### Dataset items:
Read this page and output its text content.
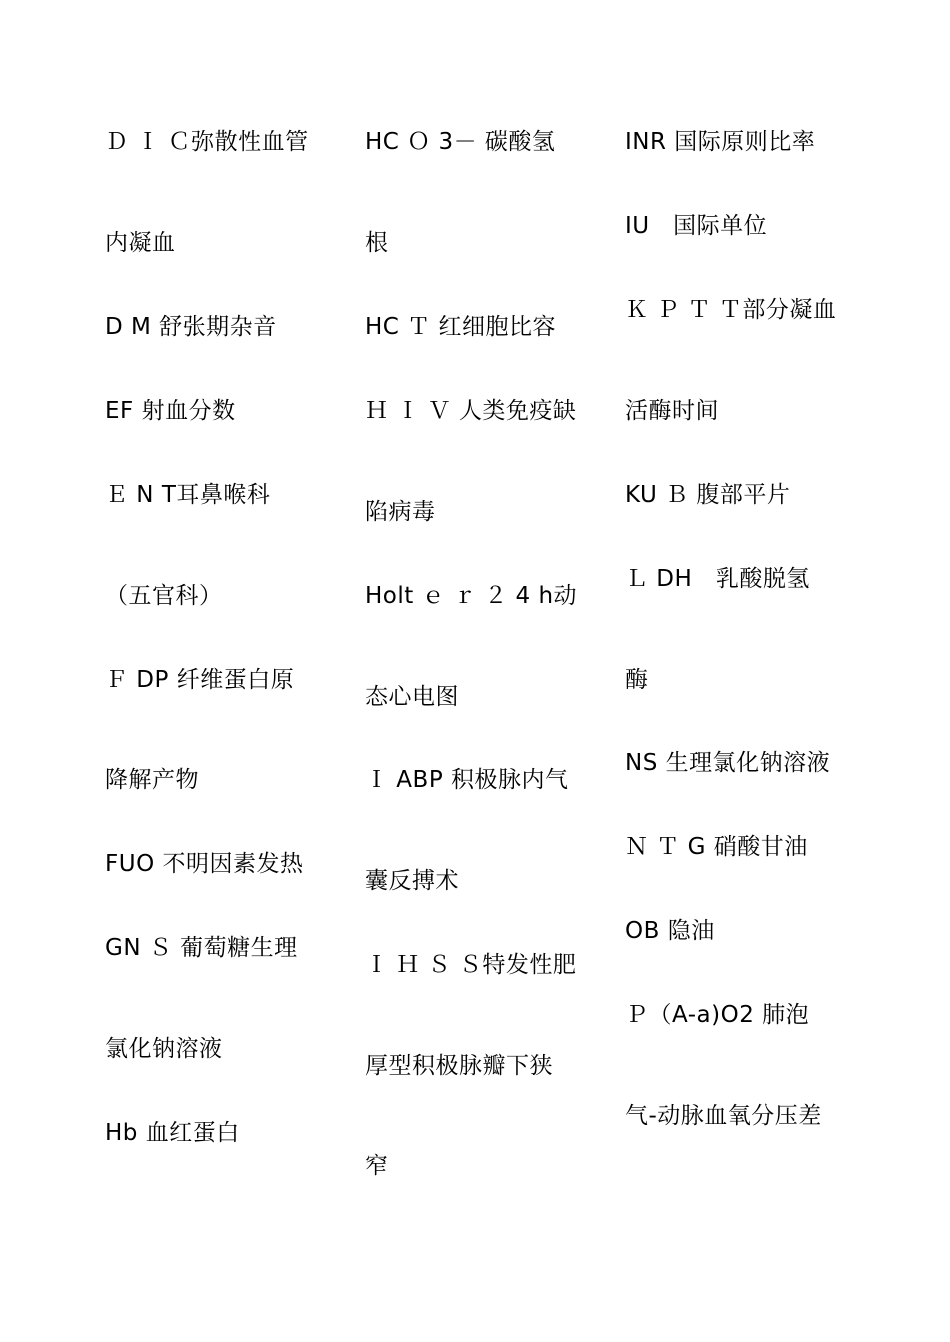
Ｄ Ｉ Ｃ弥散性血管
内凝血
D M 舒张期杂音
EF 射血分数
Ｅ N T耳鼻喉科
（五官科）
Ｆ DP 纤维蛋白原
降解产物
FUO 不明因素发热
GN Ｓ 葡萄糖生理
氯化钠溶液
Hb 血红蛋白
HC Ｏ 3－ 碳酸氢
根
HC Ｔ 红细胞比容
Ｈ Ｉ Ｖ 人类免疫缺
陷病毒
Holt ｅ ｒ ２ 4 h动
态心电图
Ｉ ABP 积极脉内气
囊反搏术
Ｉ Ｈ Ｓ Ｓ特发性肥
厚型积极脉瓣下狭
窄
INR 国际原则比率
IU　国际单位
Ｋ Ｐ Ｔ Ｔ部分凝血
活酶时间
KU Ｂ 腹部平片
Ｌ DH　乳酸脱氢
酶
NS 生理氯化钠溶液
Ｎ Ｔ G 硝酸甘油
OB 隐油
Ｐ（A-a)O2 肺泡
气-动脉血氧分压差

### THE TASK:
Without the images, write out each line of the data verbatim.

### REPLY:
Read this page and output its text content.
Ｄ Ｉ Ｃ弥散性血管
内凝血
D M 舒张期杂音
EF 射血分数
Ｅ N T耳鼻喉科
（五官科）
Ｆ DP 纤维蛋白原
降解产物
FUO 不明因素发热
GN Ｓ 葡萄糖生理
氯化钠溶液
Hb 血红蛋白
HC Ｏ 3－ 碳酸氢
根
HC Ｔ 红细胞比容
Ｈ Ｉ Ｖ 人类免疫缺
陷病毒
Holt ｅ ｒ ２ 4 h动
态心电图
Ｉ ABP 积极脉内气
囊反搏术
Ｉ Ｈ Ｓ Ｓ特发性肥
厚型积极脉瓣下狭
窄
INR 国际原则比率
IU　国际单位
Ｋ Ｐ Ｔ Ｔ部分凝血
活酶时间
KU Ｂ 腹部平片
Ｌ DH　乳酸脱氢
酶
NS 生理氯化钠溶液
Ｎ Ｔ G 硝酸甘油
OB 隐油
Ｐ（A-a)O2 肺泡
气-动脉血氧分压差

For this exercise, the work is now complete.